>> Begin

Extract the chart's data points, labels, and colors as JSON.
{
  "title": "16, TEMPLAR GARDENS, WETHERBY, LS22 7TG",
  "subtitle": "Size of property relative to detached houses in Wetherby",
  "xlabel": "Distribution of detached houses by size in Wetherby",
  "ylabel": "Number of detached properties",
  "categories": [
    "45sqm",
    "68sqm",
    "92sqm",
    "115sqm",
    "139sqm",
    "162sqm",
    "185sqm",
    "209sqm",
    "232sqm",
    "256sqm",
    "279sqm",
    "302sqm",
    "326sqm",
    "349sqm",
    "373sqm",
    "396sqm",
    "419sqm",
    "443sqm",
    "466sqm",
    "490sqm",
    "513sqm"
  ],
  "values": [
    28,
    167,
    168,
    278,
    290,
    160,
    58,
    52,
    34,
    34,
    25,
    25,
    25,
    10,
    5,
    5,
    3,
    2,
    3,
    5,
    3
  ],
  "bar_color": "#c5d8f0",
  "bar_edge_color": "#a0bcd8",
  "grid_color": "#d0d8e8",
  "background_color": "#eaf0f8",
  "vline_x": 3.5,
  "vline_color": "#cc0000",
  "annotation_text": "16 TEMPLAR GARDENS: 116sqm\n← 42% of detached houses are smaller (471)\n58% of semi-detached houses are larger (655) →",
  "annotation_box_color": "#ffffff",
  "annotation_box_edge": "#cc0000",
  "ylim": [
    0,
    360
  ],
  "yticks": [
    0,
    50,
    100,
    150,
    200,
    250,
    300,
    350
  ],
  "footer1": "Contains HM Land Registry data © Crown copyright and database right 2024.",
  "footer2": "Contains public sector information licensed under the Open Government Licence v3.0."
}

>> End

### Task statement
Go through the data and return every record exactly.

### Answer to this task
Extract the chart's data points, labels, and colors as JSON.
{
  "title": "16, TEMPLAR GARDENS, WETHERBY, LS22 7TG",
  "subtitle": "Size of property relative to detached houses in Wetherby",
  "xlabel": "Distribution of detached houses by size in Wetherby",
  "ylabel": "Number of detached properties",
  "categories": [
    "45sqm",
    "68sqm",
    "92sqm",
    "115sqm",
    "139sqm",
    "162sqm",
    "185sqm",
    "209sqm",
    "232sqm",
    "256sqm",
    "279sqm",
    "302sqm",
    "326sqm",
    "349sqm",
    "373sqm",
    "396sqm",
    "419sqm",
    "443sqm",
    "466sqm",
    "490sqm",
    "513sqm"
  ],
  "values": [
    28,
    167,
    168,
    278,
    290,
    160,
    58,
    52,
    34,
    34,
    25,
    25,
    25,
    10,
    5,
    5,
    3,
    2,
    3,
    5,
    3
  ],
  "bar_color": "#c5d8f0",
  "bar_edge_color": "#a0bcd8",
  "grid_color": "#d0d8e8",
  "background_color": "#eaf0f8",
  "vline_x": 3.5,
  "vline_color": "#cc0000",
  "annotation_text": "16 TEMPLAR GARDENS: 116sqm\n← 42% of detached houses are smaller (471)\n58% of semi-detached houses are larger (655) →",
  "annotation_box_color": "#ffffff",
  "annotation_box_edge": "#cc0000",
  "ylim": [
    0,
    360
  ],
  "yticks": [
    0,
    50,
    100,
    150,
    200,
    250,
    300,
    350
  ],
  "footer1": "Contains HM Land Registry data © Crown copyright and database right 2024.",
  "footer2": "Contains public sector information licensed under the Open Government Licence v3.0."
}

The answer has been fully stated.